* _Short problem_
Copy every line that mentions the word "τιμές".

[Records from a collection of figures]

= = = = =

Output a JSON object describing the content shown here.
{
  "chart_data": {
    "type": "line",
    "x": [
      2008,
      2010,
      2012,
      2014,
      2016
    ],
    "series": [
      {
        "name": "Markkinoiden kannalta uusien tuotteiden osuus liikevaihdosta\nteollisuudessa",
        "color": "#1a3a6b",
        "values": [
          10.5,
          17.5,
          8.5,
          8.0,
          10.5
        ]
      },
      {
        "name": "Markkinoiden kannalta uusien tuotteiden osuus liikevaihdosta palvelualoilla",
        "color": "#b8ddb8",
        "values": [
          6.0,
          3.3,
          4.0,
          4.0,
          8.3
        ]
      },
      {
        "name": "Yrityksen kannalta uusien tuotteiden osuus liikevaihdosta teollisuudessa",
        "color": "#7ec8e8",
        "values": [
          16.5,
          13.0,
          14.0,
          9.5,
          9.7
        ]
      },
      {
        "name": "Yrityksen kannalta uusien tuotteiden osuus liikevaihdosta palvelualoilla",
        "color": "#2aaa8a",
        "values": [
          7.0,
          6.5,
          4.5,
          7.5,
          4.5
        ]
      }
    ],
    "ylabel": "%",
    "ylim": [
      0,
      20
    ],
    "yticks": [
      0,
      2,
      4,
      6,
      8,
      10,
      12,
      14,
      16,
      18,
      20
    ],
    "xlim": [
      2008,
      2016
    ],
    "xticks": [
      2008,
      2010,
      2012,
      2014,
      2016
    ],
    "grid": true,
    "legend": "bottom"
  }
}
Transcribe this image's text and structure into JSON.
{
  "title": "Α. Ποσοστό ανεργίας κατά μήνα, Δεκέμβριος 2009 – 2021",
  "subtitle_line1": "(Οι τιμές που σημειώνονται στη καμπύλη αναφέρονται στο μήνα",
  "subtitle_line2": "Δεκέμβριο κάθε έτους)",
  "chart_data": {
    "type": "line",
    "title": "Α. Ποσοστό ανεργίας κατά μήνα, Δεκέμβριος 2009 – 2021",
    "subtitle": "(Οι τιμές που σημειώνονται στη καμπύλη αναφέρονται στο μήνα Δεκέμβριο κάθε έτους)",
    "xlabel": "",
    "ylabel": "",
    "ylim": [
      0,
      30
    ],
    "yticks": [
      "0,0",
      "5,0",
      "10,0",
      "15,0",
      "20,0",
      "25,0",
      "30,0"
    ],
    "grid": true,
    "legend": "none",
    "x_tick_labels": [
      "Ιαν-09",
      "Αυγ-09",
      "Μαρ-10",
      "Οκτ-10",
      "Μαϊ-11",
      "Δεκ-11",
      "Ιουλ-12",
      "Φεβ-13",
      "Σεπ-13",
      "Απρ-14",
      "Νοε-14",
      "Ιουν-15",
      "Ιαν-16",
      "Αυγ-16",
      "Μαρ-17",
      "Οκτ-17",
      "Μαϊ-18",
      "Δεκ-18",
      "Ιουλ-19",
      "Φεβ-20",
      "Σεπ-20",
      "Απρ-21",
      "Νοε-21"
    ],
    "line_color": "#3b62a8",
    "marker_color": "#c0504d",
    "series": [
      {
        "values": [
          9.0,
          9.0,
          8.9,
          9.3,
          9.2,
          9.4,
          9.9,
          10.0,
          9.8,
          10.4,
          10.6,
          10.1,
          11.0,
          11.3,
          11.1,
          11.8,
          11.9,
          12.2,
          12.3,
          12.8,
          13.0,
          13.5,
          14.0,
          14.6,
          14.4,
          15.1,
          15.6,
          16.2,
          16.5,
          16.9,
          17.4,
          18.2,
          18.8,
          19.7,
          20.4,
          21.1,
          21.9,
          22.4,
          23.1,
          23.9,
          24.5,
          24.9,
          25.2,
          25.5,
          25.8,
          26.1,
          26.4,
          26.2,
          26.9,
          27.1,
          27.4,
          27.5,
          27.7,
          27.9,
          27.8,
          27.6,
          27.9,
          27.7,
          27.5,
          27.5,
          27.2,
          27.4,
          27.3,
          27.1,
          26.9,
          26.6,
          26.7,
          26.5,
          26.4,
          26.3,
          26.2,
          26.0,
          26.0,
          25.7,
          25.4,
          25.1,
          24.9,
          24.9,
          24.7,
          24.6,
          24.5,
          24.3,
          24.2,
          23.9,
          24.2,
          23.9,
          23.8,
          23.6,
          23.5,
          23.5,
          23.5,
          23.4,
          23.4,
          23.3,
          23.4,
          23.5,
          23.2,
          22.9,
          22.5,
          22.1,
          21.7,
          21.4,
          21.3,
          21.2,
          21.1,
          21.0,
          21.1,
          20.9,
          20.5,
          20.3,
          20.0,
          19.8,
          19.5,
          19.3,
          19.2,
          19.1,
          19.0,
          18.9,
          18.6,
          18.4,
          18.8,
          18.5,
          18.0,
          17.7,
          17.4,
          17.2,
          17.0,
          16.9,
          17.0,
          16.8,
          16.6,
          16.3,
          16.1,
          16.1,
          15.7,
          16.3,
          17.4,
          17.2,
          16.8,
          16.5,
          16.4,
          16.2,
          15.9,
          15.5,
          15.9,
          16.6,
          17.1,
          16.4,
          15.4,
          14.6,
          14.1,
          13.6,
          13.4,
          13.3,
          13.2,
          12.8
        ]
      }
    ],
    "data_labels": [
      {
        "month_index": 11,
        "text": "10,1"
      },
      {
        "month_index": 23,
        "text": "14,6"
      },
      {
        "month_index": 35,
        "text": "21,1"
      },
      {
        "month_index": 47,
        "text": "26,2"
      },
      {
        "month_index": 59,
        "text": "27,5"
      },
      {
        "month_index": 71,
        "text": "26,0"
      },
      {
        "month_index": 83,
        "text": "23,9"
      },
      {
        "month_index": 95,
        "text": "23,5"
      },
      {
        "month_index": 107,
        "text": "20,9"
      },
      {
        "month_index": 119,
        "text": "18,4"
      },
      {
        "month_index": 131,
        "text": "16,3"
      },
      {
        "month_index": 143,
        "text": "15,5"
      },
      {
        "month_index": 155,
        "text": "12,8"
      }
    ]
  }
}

= = = = =

* _The solution_
  "subtitle_line1": "(Οι τιμές που σημειώνονται στη καμπύλη αναφέρονται στο μήνα",
    "subtitle": "(Οι τιμές που σημειώνονται στη καμπύλη αναφέρονται στο μήνα Δεκέμβριο κάθε έτους)",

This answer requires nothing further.